*Task details*: Gather every line below where "icon" appears.

*Dataset*:
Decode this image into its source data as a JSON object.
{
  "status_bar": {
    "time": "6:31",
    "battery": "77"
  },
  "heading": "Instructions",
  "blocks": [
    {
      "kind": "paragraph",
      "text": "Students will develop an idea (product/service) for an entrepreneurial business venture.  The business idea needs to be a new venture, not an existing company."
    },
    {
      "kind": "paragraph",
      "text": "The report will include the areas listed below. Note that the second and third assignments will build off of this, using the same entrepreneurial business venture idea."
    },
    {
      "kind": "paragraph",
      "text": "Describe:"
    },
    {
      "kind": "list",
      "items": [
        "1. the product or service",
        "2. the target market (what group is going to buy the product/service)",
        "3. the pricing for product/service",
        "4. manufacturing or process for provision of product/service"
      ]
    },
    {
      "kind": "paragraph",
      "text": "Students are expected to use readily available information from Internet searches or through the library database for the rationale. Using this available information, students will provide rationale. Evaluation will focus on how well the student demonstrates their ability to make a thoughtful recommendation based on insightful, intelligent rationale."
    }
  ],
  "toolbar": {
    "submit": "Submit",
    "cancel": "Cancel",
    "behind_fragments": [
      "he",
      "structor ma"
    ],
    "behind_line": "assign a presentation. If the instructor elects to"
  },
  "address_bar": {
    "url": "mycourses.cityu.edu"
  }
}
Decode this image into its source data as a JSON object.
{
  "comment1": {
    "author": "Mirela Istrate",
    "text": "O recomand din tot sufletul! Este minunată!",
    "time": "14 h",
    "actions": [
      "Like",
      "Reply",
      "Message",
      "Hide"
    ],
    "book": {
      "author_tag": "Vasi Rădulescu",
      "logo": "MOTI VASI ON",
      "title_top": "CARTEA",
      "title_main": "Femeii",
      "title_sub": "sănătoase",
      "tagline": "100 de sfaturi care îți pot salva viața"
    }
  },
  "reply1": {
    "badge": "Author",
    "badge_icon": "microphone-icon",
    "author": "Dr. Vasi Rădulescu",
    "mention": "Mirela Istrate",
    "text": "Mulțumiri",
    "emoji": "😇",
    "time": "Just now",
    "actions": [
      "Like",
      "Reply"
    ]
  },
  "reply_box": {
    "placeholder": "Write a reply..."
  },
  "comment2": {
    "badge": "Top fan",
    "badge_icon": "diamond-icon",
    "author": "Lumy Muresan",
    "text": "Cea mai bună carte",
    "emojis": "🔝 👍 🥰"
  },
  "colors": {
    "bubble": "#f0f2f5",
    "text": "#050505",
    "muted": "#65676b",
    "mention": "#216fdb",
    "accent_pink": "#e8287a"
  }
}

*Result of this task*:
    "badge_icon": "microphone-icon",
    "badge_icon": "diamond-icon",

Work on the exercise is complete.